▶ _Task details_
Reproduce each of the lines word for word.

** START Working data **

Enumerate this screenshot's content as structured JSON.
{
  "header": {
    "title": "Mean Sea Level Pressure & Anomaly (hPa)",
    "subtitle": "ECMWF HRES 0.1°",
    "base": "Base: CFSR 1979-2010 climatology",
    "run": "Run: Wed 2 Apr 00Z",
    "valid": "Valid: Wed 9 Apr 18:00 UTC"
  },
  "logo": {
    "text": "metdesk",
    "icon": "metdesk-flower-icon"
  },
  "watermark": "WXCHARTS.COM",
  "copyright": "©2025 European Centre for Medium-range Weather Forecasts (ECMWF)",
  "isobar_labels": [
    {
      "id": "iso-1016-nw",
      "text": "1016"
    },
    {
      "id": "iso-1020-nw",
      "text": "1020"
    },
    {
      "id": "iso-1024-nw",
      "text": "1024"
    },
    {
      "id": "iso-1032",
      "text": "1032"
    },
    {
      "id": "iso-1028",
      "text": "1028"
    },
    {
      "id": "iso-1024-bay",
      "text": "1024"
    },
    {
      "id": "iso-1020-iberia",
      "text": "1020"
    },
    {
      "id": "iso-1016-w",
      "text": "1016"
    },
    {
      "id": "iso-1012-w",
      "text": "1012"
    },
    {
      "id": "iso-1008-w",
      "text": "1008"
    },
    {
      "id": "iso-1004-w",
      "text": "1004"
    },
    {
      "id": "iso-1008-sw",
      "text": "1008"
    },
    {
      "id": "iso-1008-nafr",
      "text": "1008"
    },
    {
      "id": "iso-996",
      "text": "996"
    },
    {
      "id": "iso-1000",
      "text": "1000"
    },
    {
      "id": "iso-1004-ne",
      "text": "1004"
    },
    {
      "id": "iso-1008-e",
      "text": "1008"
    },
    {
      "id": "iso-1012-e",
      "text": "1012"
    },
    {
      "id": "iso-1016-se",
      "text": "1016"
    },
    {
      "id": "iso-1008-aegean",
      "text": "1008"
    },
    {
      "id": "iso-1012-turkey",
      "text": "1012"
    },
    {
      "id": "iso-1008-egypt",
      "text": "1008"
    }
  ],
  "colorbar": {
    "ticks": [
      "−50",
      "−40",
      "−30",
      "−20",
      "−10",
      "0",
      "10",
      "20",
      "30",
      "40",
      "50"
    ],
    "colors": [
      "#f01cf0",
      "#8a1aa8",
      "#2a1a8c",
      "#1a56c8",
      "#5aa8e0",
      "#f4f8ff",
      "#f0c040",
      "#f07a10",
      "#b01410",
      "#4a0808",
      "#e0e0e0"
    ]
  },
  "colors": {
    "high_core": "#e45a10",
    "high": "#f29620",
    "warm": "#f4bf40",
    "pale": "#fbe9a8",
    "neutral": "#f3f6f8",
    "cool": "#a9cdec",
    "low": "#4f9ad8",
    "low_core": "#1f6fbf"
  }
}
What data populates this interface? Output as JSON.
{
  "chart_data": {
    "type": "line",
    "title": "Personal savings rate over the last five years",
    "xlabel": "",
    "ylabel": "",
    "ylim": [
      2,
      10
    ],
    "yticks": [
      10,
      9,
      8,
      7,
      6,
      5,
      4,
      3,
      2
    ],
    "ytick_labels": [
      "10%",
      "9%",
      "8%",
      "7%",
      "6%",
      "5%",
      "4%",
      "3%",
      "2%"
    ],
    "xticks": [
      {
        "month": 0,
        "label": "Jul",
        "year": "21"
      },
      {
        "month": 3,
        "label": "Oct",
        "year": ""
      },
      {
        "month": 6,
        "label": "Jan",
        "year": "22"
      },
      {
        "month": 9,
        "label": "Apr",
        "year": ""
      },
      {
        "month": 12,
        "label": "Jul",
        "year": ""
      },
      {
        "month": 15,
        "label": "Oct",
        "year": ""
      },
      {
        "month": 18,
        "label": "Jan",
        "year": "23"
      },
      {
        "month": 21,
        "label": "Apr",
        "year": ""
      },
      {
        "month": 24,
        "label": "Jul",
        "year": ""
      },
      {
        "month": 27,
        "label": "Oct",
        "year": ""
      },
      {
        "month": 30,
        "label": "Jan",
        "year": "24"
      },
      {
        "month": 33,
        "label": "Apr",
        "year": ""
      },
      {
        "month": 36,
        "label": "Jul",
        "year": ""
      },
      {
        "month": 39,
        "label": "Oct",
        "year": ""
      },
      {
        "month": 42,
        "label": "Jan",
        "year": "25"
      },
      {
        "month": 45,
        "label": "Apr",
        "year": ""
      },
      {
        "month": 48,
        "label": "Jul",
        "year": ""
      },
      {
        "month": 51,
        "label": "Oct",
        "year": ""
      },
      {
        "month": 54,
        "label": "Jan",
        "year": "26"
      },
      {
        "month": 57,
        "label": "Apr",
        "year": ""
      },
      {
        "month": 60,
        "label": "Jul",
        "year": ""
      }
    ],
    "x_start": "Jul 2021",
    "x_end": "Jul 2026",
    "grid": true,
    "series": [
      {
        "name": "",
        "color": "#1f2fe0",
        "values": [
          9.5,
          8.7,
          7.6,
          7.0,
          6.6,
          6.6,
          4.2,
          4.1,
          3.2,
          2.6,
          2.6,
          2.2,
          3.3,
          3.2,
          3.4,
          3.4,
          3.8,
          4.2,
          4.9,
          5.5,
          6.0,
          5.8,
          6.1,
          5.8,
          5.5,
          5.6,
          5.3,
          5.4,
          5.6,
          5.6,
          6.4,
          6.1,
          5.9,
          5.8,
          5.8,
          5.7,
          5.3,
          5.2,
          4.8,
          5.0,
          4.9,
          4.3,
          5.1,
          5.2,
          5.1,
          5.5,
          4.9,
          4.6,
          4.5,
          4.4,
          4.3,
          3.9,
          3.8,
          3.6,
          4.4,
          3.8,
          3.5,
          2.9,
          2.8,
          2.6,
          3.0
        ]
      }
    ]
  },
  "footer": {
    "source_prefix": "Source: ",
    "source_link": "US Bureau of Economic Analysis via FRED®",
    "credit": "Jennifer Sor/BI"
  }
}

** END Working data **

▶ _Task solution_
Enumerate this screenshot's content as structured JSON.
{
  "header": {
    "title": "Mean Sea Level Pressure & Anomaly (hPa)",
    "subtitle": "ECMWF HRES 0.1°",
    "base": "Base: CFSR 1979-2010 climatology",
    "run": "Run: Wed 2 Apr 00Z",
    "valid": "Valid: Wed 9 Apr 18:00 UTC"
  },
  "logo": {
    "text": "metdesk",
    "icon": "metdesk-flower-icon"
  },
  "watermark": "WXCHARTS.COM",
  "copyright": "©2025 European Centre for Medium-range Weather Forecasts (ECMWF)",
  "isobar_labels": [
    {
      "id": "iso-1016-nw",
      "text": "1016"
    },
    {
      "id": "iso-1020-nw",
      "text": "1020"
    },
    {
      "id": "iso-1024-nw",
      "text": "1024"
    },
    {
      "id": "iso-1032",
      "text": "1032"
    },
    {
      "id": "iso-1028",
      "text": "1028"
    },
    {
      "id": "iso-1024-bay",
      "text": "1024"
    },
    {
      "id": "iso-1020-iberia",
      "text": "1020"
    },
    {
      "id": "iso-1016-w",
      "text": "1016"
    },
    {
      "id": "iso-1012-w",
      "text": "1012"
    },
    {
      "id": "iso-1008-w",
      "text": "1008"
    },
    {
      "id": "iso-1004-w",
      "text": "1004"
    },
    {
      "id": "iso-1008-sw",
      "text": "1008"
    },
    {
      "id": "iso-1008-nafr",
      "text": "1008"
    },
    {
      "id": "iso-996",
      "text": "996"
    },
    {
      "id": "iso-1000",
      "text": "1000"
    },
    {
      "id": "iso-1004-ne",
      "text": "1004"
    },
    {
      "id": "iso-1008-e",
      "text": "1008"
    },
    {
      "id": "iso-1012-e",
      "text": "1012"
    },
    {
      "id": "iso-1016-se",
      "text": "1016"
    },
    {
      "id": "iso-1008-aegean",
      "text": "1008"
    },
    {
      "id": "iso-1012-turkey",
      "text": "1012"
    },
    {
      "id": "iso-1008-egypt",
      "text": "1008"
    }
  ],
  "colorbar": {
    "ticks": [
      "−50",
      "−40",
      "−30",
      "−20",
      "−10",
      "0",
      "10",
      "20",
      "30",
      "40",
      "50"
    ],
    "colors": [
      "#f01cf0",
      "#8a1aa8",
      "#2a1a8c",
      "#1a56c8",
      "#5aa8e0",
      "#f4f8ff",
      "#f0c040",
      "#f07a10",
      "#b01410",
      "#4a0808",
      "#e0e0e0"
    ]
  },
  "colors": {
    "high_core": "#e45a10",
    "high": "#f29620",
    "warm": "#f4bf40",
    "pale": "#fbe9a8",
    "neutral": "#f3f6f8",
    "cool": "#a9cdec",
    "low": "#4f9ad8",
    "low_core": "#1f6fbf"
  }
}
What data populates this interface? Output as JSON.
{
  "chart_data": {
    "type": "line",
    "title": "Personal savings rate over the last five years",
    "xlabel": "",
    "ylabel": "",
    "ylim": [
      2,
      10
    ],
    "yticks": [
      10,
      9,
      8,
      7,
      6,
      5,
      4,
      3,
      2
    ],
    "ytick_labels": [
      "10%",
      "9%",
      "8%",
      "7%",
      "6%",
      "5%",
      "4%",
      "3%",
      "2%"
    ],
    "xticks": [
      {
        "month": 0,
        "label": "Jul",
        "year": "21"
      },
      {
        "month": 3,
        "label": "Oct",
        "year": ""
      },
      {
        "month": 6,
        "label": "Jan",
        "year": "22"
      },
      {
        "month": 9,
        "label": "Apr",
        "year": ""
      },
      {
        "month": 12,
        "label": "Jul",
        "year": ""
      },
      {
        "month": 15,
        "label": "Oct",
        "year": ""
      },
      {
        "month": 18,
        "label": "Jan",
        "year": "23"
      },
      {
        "month": 21,
        "label": "Apr",
        "year": ""
      },
      {
        "month": 24,
        "label": "Jul",
        "year": ""
      },
      {
        "month": 27,
        "label": "Oct",
        "year": ""
      },
      {
        "month": 30,
        "label": "Jan",
        "year": "24"
      },
      {
        "month": 33,
        "label": "Apr",
        "year": ""
      },
      {
        "month": 36,
        "label": "Jul",
        "year": ""
      },
      {
        "month": 39,
        "label": "Oct",
        "year": ""
      },
      {
        "month": 42,
        "label": "Jan",
        "year": "25"
      },
      {
        "month": 45,
        "label": "Apr",
        "year": ""
      },
      {
        "month": 48,
        "label": "Jul",
        "year": ""
      },
      {
        "month": 51,
        "label": "Oct",
        "year": ""
      },
      {
        "month": 54,
        "label": "Jan",
        "year": "26"
      },
      {
        "month": 57,
        "label": "Apr",
        "year": ""
      },
      {
        "month": 60,
        "label": "Jul",
        "year": ""
      }
    ],
    "x_start": "Jul 2021",
    "x_end": "Jul 2026",
    "grid": true,
    "series": [
      {
        "name": "",
        "color": "#1f2fe0",
        "values": [
          9.5,
          8.7,
          7.6,
          7.0,
          6.6,
          6.6,
          4.2,
          4.1,
          3.2,
          2.6,
          2.6,
          2.2,
          3.3,
          3.2,
          3.4,
          3.4,
          3.8,
          4.2,
          4.9,
          5.5,
          6.0,
          5.8,
          6.1,
          5.8,
          5.5,
          5.6,
          5.3,
          5.4,
          5.6,
          5.6,
          6.4,
          6.1,
          5.9,
          5.8,
          5.8,
          5.7,
          5.3,
          5.2,
          4.8,
          5.0,
          4.9,
          4.3,
          5.1,
          5.2,
          5.1,
          5.5,
          4.9,
          4.6,
          4.5,
          4.4,
          4.3,
          3.9,
          3.8,
          3.6,
          4.4,
          3.8,
          3.5,
          2.9,
          2.8,
          2.6,
          3.0
        ]
      }
    ]
  },
  "footer": {
    "source_prefix": "Source: ",
    "source_link": "US Bureau of Economic Analysis via FRED®",
    "credit": "Jennifer Sor/BI"
  }
}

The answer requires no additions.